▸ **Material provided**:

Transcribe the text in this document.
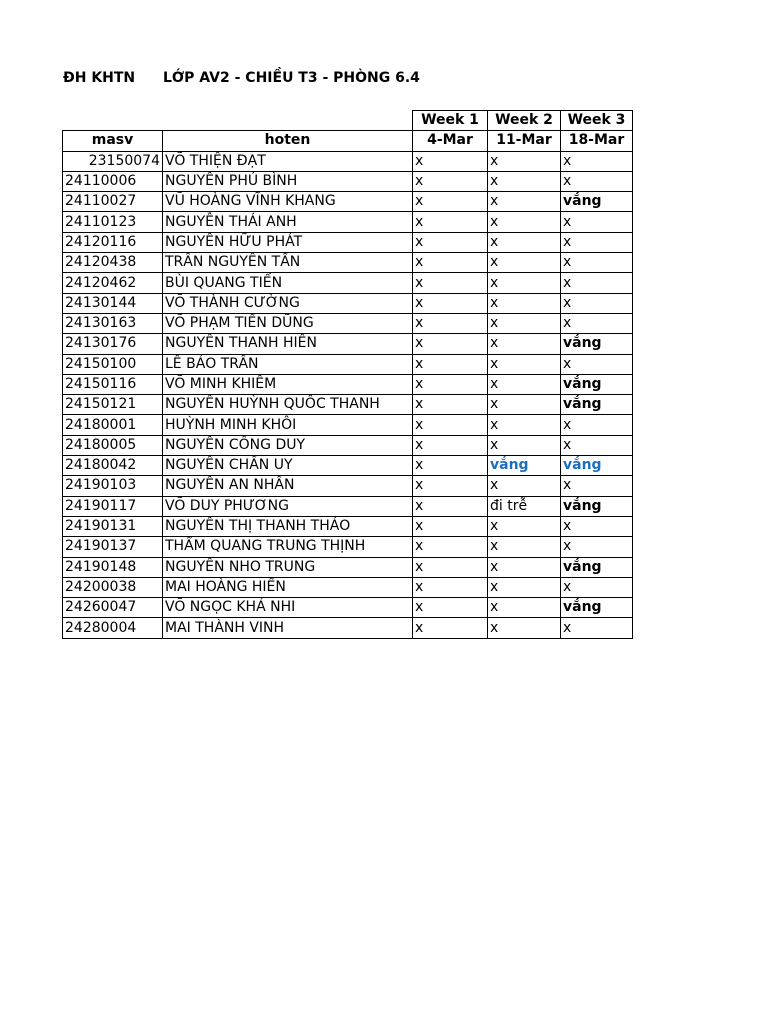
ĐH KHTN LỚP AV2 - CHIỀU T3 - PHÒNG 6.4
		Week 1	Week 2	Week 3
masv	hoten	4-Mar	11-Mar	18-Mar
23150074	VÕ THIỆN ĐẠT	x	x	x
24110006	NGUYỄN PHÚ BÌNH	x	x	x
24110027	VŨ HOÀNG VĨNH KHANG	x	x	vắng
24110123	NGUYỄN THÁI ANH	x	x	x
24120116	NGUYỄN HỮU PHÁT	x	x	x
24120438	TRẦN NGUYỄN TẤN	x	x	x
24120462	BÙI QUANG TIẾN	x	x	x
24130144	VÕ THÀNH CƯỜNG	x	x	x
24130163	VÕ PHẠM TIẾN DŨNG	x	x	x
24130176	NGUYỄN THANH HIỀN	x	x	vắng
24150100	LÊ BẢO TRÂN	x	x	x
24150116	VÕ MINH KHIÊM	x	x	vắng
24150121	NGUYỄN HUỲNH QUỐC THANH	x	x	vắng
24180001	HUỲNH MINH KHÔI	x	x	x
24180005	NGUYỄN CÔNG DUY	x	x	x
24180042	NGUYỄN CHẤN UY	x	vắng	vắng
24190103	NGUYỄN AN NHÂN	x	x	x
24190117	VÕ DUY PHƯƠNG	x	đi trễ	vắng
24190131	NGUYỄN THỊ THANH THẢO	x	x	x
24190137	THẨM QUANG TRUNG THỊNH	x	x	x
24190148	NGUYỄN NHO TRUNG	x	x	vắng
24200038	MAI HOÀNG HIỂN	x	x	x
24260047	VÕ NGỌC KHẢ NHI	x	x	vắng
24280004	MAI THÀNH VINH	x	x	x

▸ **Problem statement**:
Across the records, count the lines holding the string "vắng". Give the number and stop.

▸ **Problem solution**:
8